Bridging Ab Initio Symmetries and Global Nuclear Masses with Interpretable Neural Networks
2026-06-26 • Machine Learning
Machine Learning
AI summaryⓘ
The authors study whether certain symmetries, known from light and medium nuclei, also explain how all nuclei across the periodic table hold together. They build neural network models based on these symmetries to predict nuclear masses and find that using Wigner's SU(4) symmetry notably improves prediction accuracy beyond simple models. Their best model, which uses symmetry-based formulas, performs well compared to advanced methods and highlights physical patterns near nuclear stability limits. This suggests these symmetries are fundamental principles explaining nuclear binding broadly, not just in specific cases.

━━━━━━━━━━━━━━━━━━━━

__WHAT IS NEEDED__. Reproduce the page on neural network models of nuclear masses word for word, from its title through its final sentence.

__DATASET ENTRIES__.
━━━━━━━━━━━━━━━━━━━━

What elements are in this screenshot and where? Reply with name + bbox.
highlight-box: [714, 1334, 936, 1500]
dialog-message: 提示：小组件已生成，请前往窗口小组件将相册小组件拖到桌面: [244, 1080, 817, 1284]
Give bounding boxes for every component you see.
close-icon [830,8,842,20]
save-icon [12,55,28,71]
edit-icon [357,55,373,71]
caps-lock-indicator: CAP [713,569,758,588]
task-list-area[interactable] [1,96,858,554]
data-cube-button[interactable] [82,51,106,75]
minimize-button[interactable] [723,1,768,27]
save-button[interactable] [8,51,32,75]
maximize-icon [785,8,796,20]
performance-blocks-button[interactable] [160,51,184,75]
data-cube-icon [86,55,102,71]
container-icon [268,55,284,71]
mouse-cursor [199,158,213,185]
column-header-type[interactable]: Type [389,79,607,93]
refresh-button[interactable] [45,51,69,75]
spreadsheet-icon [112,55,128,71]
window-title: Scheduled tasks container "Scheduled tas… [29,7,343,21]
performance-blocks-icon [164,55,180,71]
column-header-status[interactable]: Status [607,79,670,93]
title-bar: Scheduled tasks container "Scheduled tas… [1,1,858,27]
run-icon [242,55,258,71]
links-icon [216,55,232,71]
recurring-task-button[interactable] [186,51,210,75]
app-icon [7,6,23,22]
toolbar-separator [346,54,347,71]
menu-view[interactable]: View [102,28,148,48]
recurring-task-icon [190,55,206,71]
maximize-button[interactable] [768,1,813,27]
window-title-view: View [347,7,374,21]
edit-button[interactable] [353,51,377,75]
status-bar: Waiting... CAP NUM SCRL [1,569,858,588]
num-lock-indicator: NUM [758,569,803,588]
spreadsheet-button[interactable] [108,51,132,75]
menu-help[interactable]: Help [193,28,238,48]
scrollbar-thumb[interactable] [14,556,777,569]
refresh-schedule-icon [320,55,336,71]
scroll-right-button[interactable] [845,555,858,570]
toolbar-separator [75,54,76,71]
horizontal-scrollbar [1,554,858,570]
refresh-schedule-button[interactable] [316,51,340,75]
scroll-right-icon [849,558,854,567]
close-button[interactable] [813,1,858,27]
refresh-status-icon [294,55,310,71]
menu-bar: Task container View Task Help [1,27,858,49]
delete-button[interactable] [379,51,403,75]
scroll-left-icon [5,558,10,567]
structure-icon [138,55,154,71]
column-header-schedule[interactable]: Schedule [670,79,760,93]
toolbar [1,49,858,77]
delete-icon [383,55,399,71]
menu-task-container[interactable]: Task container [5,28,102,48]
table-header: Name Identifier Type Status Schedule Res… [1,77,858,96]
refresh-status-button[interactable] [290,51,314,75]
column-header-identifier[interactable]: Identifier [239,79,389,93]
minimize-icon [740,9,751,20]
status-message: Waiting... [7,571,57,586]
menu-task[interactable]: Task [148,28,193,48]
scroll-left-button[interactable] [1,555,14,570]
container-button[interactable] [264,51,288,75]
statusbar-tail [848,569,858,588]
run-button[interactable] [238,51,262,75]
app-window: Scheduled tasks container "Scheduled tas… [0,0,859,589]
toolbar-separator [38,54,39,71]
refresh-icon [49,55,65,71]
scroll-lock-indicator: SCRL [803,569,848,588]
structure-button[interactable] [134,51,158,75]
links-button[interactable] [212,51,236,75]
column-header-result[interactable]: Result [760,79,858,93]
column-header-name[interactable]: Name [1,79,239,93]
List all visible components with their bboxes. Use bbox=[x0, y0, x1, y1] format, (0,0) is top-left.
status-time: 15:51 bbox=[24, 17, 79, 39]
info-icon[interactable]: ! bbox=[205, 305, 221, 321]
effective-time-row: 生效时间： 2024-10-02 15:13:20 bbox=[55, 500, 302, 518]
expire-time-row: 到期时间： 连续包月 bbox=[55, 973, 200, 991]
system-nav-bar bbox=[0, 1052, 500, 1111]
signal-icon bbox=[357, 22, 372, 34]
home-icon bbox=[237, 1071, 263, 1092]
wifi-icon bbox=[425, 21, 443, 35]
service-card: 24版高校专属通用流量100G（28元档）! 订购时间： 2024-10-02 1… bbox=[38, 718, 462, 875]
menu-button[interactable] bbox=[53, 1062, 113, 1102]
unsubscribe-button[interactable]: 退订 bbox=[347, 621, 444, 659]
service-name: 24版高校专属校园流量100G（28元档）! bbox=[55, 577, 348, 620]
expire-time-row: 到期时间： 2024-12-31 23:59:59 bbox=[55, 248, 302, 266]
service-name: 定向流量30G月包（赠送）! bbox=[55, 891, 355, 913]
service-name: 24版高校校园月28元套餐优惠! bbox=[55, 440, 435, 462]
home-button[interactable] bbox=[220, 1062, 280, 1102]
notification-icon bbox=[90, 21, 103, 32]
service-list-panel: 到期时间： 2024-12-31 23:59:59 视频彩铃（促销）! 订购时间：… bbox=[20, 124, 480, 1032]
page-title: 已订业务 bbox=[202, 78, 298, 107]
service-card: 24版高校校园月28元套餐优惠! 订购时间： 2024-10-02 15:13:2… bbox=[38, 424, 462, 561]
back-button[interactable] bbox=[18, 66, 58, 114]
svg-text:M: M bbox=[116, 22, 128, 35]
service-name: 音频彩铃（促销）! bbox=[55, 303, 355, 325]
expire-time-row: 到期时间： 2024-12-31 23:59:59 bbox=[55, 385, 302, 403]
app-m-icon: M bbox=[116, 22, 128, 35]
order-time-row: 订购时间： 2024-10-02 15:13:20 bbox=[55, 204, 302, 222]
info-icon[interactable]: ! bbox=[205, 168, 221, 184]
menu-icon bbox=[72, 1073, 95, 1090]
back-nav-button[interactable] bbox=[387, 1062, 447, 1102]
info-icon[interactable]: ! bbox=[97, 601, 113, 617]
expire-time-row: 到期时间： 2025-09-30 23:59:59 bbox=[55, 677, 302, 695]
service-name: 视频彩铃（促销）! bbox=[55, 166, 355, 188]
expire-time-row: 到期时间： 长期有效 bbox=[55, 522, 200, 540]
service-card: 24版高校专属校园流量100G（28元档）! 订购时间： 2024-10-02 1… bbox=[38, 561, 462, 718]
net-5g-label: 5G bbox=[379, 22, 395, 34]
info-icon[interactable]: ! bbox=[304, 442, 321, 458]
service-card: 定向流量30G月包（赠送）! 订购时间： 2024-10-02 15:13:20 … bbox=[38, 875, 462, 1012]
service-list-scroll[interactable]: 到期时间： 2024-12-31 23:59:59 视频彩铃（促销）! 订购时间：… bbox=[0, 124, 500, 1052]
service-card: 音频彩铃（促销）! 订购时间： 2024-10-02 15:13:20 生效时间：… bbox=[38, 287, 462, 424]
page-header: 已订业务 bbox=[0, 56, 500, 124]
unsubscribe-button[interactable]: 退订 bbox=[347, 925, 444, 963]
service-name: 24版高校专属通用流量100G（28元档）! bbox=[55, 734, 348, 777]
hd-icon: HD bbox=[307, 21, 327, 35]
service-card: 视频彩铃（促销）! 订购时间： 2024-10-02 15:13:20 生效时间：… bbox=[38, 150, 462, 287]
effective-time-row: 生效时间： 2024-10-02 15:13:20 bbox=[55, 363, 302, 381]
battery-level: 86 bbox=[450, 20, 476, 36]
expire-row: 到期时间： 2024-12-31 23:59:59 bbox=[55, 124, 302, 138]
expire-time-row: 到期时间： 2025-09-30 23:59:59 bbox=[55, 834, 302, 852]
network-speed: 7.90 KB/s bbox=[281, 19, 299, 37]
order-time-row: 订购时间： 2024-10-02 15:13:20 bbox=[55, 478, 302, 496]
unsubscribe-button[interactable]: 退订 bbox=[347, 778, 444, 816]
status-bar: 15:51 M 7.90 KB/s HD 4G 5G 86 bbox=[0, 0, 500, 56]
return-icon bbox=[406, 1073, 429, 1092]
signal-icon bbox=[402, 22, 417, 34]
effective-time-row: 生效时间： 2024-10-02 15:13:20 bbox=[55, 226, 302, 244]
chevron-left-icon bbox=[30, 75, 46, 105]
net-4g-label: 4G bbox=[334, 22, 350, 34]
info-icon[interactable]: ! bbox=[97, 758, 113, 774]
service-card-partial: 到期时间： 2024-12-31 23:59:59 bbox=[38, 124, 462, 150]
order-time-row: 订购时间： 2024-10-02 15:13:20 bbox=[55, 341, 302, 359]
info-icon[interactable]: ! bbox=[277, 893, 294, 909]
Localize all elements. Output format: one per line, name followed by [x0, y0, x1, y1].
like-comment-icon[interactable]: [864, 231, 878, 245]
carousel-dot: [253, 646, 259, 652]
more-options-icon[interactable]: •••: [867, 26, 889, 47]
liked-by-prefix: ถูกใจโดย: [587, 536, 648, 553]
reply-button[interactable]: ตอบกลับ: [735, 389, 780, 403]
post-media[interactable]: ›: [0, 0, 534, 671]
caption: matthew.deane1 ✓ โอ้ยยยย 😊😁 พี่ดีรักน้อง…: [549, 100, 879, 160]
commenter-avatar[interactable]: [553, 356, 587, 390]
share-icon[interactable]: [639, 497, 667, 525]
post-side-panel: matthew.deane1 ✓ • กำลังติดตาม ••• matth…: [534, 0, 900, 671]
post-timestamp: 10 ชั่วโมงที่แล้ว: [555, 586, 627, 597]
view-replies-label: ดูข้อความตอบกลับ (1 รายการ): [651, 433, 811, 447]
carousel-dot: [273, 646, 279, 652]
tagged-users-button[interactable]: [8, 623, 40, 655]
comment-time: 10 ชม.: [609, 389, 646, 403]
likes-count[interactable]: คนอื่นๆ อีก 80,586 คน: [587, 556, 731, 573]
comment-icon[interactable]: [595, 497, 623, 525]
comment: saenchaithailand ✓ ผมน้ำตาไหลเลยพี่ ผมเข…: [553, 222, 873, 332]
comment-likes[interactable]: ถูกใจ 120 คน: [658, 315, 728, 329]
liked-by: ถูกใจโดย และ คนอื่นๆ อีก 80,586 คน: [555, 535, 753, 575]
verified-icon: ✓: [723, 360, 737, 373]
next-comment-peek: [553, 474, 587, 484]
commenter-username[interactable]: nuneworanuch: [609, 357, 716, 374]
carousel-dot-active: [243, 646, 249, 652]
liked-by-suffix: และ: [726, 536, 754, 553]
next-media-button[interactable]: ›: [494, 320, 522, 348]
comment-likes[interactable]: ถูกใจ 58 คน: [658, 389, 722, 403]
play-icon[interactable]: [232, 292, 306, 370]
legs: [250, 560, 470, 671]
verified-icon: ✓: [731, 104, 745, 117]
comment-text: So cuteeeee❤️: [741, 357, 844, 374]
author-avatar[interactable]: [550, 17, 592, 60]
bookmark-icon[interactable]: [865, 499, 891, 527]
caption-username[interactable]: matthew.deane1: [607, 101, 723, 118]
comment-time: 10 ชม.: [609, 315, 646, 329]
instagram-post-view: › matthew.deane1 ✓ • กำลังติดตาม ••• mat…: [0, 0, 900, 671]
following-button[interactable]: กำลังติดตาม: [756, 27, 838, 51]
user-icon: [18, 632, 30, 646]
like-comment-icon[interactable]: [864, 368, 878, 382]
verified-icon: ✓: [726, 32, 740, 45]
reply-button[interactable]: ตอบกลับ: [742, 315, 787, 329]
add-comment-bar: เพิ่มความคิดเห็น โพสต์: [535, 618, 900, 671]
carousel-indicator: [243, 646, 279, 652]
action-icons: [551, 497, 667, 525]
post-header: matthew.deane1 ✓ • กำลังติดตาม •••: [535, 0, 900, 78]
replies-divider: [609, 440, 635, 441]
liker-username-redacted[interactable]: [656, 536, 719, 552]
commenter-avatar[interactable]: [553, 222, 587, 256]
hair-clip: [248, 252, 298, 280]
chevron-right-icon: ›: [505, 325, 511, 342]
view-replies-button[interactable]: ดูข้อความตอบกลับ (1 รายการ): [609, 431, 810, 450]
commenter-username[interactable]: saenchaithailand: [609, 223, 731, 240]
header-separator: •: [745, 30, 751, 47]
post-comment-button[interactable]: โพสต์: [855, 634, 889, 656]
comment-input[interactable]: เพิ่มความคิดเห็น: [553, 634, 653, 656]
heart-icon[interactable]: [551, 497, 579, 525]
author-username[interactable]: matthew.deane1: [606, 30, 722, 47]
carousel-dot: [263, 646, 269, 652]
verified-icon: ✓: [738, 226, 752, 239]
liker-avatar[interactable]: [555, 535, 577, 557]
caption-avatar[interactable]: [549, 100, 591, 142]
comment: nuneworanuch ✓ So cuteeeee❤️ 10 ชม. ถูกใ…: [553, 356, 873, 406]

━━━━━━━━━━━━━━━━━━━━

__RESULT OF THE TASK__.
Bridging Ab Initio Symmetries and Global Nuclear Masses with Interpretable Neural Networks
2026-06-26 • Machine Learning
Machine Learning
AI summaryⓘ
The authors study whether certain symmetries, known from light and medium nuclei, also explain how all nuclei across the periodic table hold together. They build neural network models based on these symmetries to predict nuclear masses and find that using Wigner's SU(4) symmetry notably improves prediction accuracy beyond simple models. Their best model, which uses symmetry-based formulas, performs well compared to advanced methods and highlights physical patterns near nuclear stability limits. This suggests these symmetries are fundamental principles explaining nuclear binding broadly, not just in specific cases.